◆ **Task description**
Pull out the lines of the material starting at the one containing "114, 370, 127]" and ending at the one containing "391, 325, 408]", both ends included, and reproduce them unchanged.
------------
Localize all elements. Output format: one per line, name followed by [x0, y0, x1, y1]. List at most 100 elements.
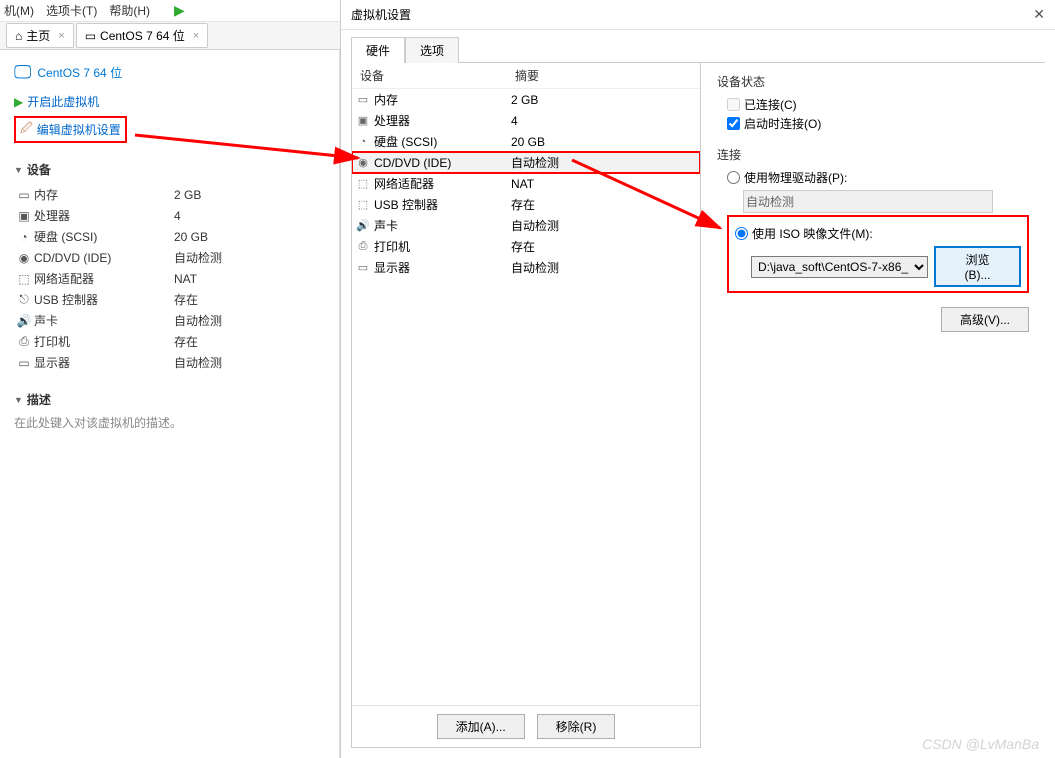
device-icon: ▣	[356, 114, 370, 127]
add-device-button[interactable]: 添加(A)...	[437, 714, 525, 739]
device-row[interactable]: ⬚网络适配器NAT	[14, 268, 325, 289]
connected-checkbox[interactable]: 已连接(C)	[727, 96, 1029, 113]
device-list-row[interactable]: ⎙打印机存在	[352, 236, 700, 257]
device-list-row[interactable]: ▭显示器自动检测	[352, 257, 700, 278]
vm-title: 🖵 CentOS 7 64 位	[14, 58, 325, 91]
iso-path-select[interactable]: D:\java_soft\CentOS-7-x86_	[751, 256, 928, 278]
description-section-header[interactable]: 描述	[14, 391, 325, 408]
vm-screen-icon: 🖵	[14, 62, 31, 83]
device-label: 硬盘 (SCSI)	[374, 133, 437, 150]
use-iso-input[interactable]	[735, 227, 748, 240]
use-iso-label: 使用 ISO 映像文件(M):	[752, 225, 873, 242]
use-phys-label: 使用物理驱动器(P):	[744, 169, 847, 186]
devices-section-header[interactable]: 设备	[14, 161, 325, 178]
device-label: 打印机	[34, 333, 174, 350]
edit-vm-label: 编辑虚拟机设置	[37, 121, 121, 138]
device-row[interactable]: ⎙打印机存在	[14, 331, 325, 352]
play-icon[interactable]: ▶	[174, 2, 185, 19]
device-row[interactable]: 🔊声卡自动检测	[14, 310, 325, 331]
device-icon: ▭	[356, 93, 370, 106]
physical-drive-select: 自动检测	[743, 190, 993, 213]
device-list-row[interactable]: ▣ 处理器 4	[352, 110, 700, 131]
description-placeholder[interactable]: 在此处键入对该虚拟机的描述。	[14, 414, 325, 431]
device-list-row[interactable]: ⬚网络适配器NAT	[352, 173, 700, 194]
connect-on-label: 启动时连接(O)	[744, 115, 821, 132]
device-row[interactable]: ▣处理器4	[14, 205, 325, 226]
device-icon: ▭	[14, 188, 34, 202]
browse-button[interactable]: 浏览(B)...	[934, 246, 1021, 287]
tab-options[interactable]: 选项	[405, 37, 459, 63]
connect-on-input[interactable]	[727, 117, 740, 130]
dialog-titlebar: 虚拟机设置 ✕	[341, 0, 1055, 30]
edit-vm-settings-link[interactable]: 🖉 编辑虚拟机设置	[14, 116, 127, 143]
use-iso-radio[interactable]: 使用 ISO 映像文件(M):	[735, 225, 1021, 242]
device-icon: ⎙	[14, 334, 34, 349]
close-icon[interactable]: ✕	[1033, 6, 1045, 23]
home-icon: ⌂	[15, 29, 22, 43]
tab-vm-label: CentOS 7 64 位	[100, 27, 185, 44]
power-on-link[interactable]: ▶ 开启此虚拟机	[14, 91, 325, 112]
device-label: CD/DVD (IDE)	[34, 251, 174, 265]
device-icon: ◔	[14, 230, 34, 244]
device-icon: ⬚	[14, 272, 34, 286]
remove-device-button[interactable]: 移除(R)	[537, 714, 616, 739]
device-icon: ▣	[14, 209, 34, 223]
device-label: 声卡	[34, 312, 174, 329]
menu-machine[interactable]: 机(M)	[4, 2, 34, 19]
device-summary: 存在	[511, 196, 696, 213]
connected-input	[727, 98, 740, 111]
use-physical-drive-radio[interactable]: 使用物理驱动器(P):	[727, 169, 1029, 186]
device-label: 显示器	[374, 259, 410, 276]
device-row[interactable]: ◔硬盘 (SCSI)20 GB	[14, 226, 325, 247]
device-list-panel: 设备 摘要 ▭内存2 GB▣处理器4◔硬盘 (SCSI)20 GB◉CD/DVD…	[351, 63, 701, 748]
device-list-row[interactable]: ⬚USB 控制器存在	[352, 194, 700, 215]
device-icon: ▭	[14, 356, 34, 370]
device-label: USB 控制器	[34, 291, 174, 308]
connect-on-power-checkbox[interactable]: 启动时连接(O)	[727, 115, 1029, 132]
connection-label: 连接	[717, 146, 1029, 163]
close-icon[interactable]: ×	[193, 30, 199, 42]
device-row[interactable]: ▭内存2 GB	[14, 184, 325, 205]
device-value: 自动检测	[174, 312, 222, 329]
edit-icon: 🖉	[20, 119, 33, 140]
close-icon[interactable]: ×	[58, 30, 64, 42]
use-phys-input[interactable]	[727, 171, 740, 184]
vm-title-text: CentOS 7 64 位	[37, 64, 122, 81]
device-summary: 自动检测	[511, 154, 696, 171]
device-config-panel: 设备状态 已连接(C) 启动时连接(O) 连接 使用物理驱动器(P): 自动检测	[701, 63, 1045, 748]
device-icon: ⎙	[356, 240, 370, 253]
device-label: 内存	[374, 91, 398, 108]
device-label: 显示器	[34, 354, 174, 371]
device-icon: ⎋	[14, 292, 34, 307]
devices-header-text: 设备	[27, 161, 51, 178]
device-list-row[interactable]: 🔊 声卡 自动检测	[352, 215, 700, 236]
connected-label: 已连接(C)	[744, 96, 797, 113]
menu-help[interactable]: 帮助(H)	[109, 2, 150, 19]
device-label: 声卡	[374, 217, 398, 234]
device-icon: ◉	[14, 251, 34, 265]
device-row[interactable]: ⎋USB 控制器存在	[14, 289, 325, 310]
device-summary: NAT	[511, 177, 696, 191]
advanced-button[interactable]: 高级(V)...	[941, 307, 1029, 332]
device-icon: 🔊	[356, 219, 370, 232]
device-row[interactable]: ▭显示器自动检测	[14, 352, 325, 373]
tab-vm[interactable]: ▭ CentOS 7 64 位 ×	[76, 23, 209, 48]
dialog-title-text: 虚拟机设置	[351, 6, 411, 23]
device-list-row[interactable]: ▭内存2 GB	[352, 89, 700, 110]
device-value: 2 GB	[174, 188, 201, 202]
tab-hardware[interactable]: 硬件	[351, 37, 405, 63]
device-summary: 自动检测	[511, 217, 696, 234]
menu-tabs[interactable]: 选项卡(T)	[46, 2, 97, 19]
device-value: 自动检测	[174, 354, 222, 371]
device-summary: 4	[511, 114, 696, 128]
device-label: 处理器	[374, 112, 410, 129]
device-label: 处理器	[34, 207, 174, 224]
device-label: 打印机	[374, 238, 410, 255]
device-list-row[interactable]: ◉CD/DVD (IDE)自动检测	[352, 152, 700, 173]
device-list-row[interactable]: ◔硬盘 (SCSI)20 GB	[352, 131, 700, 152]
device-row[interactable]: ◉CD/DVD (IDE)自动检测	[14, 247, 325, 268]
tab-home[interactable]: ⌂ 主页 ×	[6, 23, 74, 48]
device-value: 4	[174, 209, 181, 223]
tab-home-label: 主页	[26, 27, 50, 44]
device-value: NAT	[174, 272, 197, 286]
------------
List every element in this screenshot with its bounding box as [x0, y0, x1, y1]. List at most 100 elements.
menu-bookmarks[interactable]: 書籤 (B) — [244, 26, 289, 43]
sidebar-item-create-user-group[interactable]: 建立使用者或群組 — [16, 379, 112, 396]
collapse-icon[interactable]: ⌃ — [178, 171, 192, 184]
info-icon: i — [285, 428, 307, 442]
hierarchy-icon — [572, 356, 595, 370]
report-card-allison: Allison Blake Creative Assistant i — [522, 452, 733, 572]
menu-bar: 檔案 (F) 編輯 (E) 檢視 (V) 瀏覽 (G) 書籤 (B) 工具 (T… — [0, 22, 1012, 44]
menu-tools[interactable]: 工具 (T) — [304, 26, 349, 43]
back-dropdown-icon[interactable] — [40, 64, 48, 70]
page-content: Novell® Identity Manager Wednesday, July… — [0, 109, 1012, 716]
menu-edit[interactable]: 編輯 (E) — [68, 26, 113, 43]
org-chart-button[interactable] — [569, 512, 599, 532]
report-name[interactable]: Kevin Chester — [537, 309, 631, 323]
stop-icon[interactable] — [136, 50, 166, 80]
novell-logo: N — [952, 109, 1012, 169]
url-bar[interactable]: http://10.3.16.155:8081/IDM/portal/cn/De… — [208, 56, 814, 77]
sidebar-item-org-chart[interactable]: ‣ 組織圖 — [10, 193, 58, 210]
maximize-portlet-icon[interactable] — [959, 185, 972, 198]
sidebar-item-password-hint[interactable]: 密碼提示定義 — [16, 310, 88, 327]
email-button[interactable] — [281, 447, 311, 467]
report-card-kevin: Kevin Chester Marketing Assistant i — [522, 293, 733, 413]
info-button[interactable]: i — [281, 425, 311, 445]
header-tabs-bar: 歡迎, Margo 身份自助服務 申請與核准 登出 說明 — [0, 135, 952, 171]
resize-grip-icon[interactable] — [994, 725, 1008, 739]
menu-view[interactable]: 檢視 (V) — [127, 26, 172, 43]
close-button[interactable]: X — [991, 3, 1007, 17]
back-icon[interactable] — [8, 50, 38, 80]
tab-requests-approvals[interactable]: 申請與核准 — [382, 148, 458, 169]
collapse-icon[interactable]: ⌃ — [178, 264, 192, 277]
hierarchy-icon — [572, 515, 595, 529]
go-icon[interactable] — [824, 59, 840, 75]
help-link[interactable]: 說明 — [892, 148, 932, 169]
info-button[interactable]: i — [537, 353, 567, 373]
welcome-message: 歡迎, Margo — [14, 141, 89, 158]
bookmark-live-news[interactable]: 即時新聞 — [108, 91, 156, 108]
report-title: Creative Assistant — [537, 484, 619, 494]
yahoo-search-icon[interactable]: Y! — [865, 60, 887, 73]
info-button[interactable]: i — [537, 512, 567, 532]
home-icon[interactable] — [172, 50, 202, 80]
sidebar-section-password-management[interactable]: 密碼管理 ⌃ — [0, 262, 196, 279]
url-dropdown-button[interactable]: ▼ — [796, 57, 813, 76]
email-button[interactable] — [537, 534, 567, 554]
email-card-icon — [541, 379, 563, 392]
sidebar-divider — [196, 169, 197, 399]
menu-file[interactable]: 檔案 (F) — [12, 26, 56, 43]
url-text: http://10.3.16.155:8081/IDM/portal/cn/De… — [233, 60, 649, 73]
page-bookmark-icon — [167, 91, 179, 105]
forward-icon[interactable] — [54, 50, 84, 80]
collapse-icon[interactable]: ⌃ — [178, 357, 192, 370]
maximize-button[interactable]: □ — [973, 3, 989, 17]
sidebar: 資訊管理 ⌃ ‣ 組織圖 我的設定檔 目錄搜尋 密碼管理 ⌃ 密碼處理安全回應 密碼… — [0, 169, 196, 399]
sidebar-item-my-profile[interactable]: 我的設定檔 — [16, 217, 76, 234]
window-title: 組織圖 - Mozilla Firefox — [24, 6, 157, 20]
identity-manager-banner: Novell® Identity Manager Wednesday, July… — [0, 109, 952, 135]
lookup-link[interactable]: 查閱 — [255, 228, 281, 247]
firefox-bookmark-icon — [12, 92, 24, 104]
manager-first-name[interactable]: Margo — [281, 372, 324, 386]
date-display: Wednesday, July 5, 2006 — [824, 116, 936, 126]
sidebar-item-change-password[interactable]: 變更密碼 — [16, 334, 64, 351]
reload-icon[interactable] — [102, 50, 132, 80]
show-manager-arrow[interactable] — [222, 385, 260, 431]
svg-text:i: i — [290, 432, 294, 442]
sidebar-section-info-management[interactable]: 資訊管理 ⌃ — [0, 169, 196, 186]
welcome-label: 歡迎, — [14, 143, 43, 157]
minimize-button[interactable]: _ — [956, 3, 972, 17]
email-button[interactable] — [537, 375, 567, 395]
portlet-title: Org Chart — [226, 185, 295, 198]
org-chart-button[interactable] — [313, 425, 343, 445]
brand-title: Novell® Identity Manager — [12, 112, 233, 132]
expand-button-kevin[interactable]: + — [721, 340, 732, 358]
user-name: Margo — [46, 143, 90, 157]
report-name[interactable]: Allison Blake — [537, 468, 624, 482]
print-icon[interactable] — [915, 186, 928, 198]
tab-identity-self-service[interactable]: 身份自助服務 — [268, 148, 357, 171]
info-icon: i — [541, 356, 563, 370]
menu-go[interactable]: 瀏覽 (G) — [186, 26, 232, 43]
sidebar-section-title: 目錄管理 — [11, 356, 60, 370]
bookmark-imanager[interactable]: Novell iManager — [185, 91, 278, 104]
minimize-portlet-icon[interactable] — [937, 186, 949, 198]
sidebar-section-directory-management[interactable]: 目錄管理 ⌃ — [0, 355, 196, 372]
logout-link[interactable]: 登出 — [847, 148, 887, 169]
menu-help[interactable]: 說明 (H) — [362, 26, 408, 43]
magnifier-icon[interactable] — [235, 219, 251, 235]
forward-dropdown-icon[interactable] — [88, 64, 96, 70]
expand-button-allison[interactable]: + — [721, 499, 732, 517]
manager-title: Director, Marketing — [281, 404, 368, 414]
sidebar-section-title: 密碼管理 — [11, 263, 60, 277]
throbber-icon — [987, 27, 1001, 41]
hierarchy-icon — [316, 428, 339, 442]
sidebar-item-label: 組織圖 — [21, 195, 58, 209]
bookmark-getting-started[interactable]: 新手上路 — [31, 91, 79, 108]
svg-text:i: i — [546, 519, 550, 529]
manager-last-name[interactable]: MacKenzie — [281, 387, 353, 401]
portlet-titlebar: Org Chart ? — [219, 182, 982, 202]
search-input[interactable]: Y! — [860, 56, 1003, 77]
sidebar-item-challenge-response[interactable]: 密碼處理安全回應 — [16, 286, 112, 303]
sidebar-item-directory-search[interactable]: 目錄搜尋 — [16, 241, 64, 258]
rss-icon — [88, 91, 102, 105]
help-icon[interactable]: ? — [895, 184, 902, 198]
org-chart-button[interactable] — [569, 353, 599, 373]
------------
◆ **Solution**
device-icon: ▣	[356, 114, 370, 127]
add-device-button[interactable]: 添加(A)...	[437, 714, 525, 739]
device-row[interactable]: ⬚网络适配器NAT	[14, 268, 325, 289]
connected-checkbox[interactable]: 已连接(C)	[727, 96, 1029, 113]
device-list-row[interactable]: ⎙打印机存在	[352, 236, 700, 257]
device-list-row[interactable]: ▭显示器自动检测	[352, 257, 700, 278]
vm-title: 🖵 CentOS 7 64 位	[14, 58, 325, 91]
iso-path-select[interactable]: D:\java_soft\CentOS-7-x86_	[751, 256, 928, 278]
description-section-header[interactable]: 描述	[14, 391, 325, 408]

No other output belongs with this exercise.